*To be done*. Will you print the material below without altering a single character?

===== Data listing

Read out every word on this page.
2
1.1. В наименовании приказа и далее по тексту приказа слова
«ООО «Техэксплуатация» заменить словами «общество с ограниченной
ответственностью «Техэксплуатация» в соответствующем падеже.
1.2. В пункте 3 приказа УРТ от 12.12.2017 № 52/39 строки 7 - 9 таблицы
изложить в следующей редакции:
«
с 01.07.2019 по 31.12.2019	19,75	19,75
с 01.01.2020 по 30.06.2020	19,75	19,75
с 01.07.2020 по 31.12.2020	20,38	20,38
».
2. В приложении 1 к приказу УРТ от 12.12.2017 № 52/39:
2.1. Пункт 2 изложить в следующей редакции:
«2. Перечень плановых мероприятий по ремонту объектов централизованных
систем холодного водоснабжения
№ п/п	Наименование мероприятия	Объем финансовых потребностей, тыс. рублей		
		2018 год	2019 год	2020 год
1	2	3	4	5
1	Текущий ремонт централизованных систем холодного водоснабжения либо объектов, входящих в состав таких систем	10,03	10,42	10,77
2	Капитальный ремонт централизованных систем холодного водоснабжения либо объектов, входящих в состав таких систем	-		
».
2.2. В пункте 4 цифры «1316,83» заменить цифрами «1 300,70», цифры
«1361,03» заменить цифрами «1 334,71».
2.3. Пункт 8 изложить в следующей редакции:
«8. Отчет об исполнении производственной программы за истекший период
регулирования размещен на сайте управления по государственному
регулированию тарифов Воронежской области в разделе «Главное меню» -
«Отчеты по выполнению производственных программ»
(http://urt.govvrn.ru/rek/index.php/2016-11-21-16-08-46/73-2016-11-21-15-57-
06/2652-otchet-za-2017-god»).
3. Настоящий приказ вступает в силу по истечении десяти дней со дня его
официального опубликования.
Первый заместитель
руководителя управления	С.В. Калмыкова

==========

*Answer to the problem*.
Read out every word on this page.
2
1.1. В наименовании приказа и далее по тексту приказа слова
«ООО «Техэксплуатация» заменить словами «общество с ограниченной
ответственностью «Техэксплуатация» в соответствующем падеже.
1.2. В пункте 3 приказа УРТ от 12.12.2017 № 52/39 строки 7 - 9 таблицы
изложить в следующей редакции:
«
с 01.07.2019 по 31.12.2019	19,75	19,75
с 01.01.2020 по 30.06.2020	19,75	19,75
с 01.07.2020 по 31.12.2020	20,38	20,38
».
2. В приложении 1 к приказу УРТ от 12.12.2017 № 52/39:
2.1. Пункт 2 изложить в следующей редакции:
«2. Перечень плановых мероприятий по ремонту объектов централизованных
систем холодного водоснабжения
№ п/п	Наименование мероприятия	Объем финансовых потребностей, тыс. рублей		
		2018 год	2019 год	2020 год
1	2	3	4	5
1	Текущий ремонт централизованных систем холодного водоснабжения либо объектов, входящих в состав таких систем	10,03	10,42	10,77
2	Капитальный ремонт централизованных систем холодного водоснабжения либо объектов, входящих в состав таких систем	-		
».
2.2. В пункте 4 цифры «1316,83» заменить цифрами «1 300,70», цифры
«1361,03» заменить цифрами «1 334,71».
2.3. Пункт 8 изложить в следующей редакции:
«8. Отчет об исполнении производственной программы за истекший период
регулирования размещен на сайте управления по государственному
регулированию тарифов Воронежской области в разделе «Главное меню» -
«Отчеты по выполнению производственных программ»
(http://urt.govvrn.ru/rek/index.php/2016-11-21-16-08-46/73-2016-11-21-15-57-
06/2652-otchet-za-2017-god»).
3. Настоящий приказ вступает в силу по истечении десяти дней со дня его
официального опубликования.
Первый заместитель
руководителя управления	С.В. Калмыкова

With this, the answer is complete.